- Your task: The records underneath are to be repeated exactly, with the pictures left out.

- Listing:
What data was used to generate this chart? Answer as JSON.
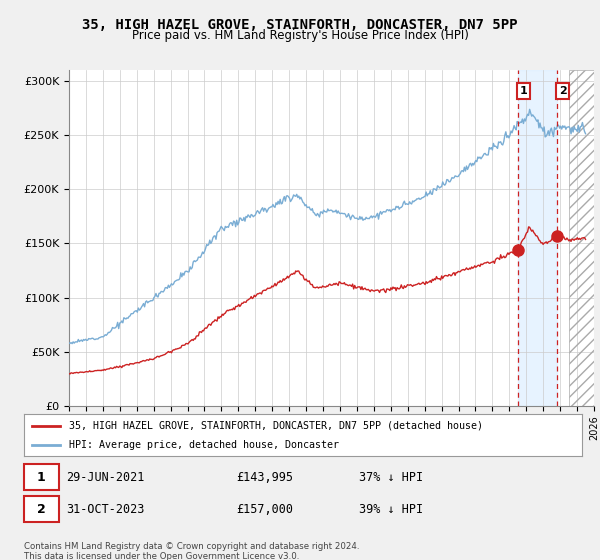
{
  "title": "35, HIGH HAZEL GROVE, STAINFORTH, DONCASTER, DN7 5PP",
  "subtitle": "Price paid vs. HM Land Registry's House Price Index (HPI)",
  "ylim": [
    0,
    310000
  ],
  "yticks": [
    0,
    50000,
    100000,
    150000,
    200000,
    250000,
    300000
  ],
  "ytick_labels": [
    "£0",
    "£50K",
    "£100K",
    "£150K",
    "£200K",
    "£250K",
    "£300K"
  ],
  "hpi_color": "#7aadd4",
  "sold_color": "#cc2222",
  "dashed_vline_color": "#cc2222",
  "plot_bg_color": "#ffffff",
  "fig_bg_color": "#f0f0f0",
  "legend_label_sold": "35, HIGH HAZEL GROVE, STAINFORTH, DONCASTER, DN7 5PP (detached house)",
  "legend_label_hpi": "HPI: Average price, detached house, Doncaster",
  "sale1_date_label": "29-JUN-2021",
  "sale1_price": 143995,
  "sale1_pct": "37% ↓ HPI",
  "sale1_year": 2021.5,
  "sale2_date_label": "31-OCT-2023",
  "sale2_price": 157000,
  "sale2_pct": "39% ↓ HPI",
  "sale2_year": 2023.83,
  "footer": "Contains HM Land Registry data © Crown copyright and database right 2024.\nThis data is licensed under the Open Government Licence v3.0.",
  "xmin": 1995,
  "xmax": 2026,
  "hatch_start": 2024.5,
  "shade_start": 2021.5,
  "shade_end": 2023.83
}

- Response:
What data was used to generate this chart? Answer as JSON.
{
  "title": "35, HIGH HAZEL GROVE, STAINFORTH, DONCASTER, DN7 5PP",
  "subtitle": "Price paid vs. HM Land Registry's House Price Index (HPI)",
  "ylim": [
    0,
    310000
  ],
  "yticks": [
    0,
    50000,
    100000,
    150000,
    200000,
    250000,
    300000
  ],
  "ytick_labels": [
    "£0",
    "£50K",
    "£100K",
    "£150K",
    "£200K",
    "£250K",
    "£300K"
  ],
  "hpi_color": "#7aadd4",
  "sold_color": "#cc2222",
  "dashed_vline_color": "#cc2222",
  "plot_bg_color": "#ffffff",
  "fig_bg_color": "#f0f0f0",
  "legend_label_sold": "35, HIGH HAZEL GROVE, STAINFORTH, DONCASTER, DN7 5PP (detached house)",
  "legend_label_hpi": "HPI: Average price, detached house, Doncaster",
  "sale1_date_label": "29-JUN-2021",
  "sale1_price": 143995,
  "sale1_pct": "37% ↓ HPI",
  "sale1_year": 2021.5,
  "sale2_date_label": "31-OCT-2023",
  "sale2_price": 157000,
  "sale2_pct": "39% ↓ HPI",
  "sale2_year": 2023.83,
  "footer": "Contains HM Land Registry data © Crown copyright and database right 2024.\nThis data is licensed under the Open Government Licence v3.0.",
  "xmin": 1995,
  "xmax": 2026,
  "hatch_start": 2024.5,
  "shade_start": 2021.5,
  "shade_end": 2023.83
}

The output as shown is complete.